Action item A: According to the game list, which two other Arc System Works fighting games is Persona 4 Arena compared to?
Action item B: Quote the game list word for word from "1: Xenoblade Chronicles" up to and including "it didn't deliver.".

BEGIN Text segment

2: Persona 4 Arena (360, also on PS3)

The ultimate dream team of Arc System Works and the Persona team delivered the best fighting game this year with Persona 4 Arena. Even though it seems unlikely that the Persona RPGs would be a good fit for a fighting game, Arc System Works pulls it off effortlessly by successfully capturing the spirit of the series into every facet of the game. The characters behave exactly the way they should both on and off the battlefield and key elements from the RPG, like Personas, All-Out Attacks and status ailments, are thoughtfully integrated into combat as well. The presentation elements of the game including the televised battle royale format for the fights (featuring enthusiastic announcers and commentators), slick menus and awesome soundtrack live up to the high standards of the Persona series. The story mode of the game, which serves as a sequel to Persona 4, is a lot fun because of the strength of the loveable characters. Even though the story is a bit repetitive at times, the game makes huge strides in meaningfully linking Persona 3 and Persona 4 closer together which is awesome. My favorite thing about Persona 4 Arena as a fighting game is that it is just as good as Arc System Work’s other fighting games (BlazBlue and Guilty Gear) even while it is distinctly its own experience.

1: Xenoblade Chronicles (Wii)

Xenoblade was already more than just a game for me before I even played it. When all hope seemed lost that Xenoblade wasn't going to come out in North America, I saw fans were beginning to gather late at night on an IGN message board. The next day history was being made as Operation Rainfall rallied together fans of JRPGs and raised awareness for three games in danger of not coming out (most notably by bumping Xenoblade to the top of the most preordered games list on Amazon for multiple days). When it came time for the letter writing campaign to Nintendo, I sent in a letter and even received a reply which was really exciting. So the journey to release was certainly special, but Xenoblade wouldn't be my favorite game of the year if it didn't deliver.

END Text segment
BEGIN Given records

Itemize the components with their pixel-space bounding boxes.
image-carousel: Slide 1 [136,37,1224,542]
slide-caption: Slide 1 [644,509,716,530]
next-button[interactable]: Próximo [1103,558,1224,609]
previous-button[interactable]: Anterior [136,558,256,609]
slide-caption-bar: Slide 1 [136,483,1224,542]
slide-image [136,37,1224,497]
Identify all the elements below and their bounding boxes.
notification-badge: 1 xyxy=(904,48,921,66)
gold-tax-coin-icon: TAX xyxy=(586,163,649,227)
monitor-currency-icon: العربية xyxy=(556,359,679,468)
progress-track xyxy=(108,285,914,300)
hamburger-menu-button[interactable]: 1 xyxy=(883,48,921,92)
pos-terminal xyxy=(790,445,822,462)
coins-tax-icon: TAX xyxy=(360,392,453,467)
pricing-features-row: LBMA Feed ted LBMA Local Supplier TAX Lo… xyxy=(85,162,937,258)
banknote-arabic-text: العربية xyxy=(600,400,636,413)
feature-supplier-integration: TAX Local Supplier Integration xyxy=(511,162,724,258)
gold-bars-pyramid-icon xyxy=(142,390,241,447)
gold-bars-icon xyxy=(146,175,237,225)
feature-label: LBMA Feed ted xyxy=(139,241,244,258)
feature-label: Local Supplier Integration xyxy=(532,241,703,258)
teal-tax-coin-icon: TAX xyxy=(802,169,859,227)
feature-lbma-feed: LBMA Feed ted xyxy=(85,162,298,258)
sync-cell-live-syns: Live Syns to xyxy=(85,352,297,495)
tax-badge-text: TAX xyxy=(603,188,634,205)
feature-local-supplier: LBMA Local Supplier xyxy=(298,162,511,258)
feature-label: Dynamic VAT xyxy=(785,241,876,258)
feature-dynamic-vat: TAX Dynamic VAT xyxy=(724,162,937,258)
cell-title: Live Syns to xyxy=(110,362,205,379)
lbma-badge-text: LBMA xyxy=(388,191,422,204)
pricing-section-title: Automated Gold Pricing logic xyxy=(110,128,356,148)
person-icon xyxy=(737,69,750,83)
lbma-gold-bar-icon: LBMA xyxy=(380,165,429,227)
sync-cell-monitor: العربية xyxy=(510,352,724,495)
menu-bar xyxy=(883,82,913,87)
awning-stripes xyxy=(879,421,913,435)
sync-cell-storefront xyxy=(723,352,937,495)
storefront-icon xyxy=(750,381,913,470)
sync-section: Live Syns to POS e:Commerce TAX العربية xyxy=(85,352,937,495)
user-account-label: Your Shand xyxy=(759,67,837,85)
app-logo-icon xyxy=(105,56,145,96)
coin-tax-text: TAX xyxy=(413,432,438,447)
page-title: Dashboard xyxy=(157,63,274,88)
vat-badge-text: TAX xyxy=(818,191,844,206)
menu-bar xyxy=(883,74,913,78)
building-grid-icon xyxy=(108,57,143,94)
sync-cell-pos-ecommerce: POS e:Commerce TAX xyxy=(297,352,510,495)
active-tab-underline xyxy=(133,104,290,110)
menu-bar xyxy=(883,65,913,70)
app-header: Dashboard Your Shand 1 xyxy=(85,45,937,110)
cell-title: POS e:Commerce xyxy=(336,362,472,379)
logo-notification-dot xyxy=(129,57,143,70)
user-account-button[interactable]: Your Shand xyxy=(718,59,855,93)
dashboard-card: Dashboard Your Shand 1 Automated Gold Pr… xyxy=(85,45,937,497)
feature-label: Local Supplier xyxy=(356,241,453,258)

END Given records

Answer A: BlazBlue and Guilty Gear.

Answer B:
1: Xenoblade Chronicles (Wii)

Xenoblade was already more than just a game for me before I even played it. When all hope seemed lost that Xenoblade wasn't going to come out in North America, I saw fans were beginning to gather late at night on an IGN message board. The next day history was being made as Operation Rainfall rallied together fans of JRPGs and raised awareness for three games in danger of not coming out (most notably by bumping Xenoblade to the top of the most preordered games list on Amazon for multiple days). When it came time for the letter writing campaign to Nintendo, I sent in a letter and even received a reply which was really exciting. So the journey to release was certainly special, but Xenoblade wouldn't be my favorite game of the year if it didn't deliver.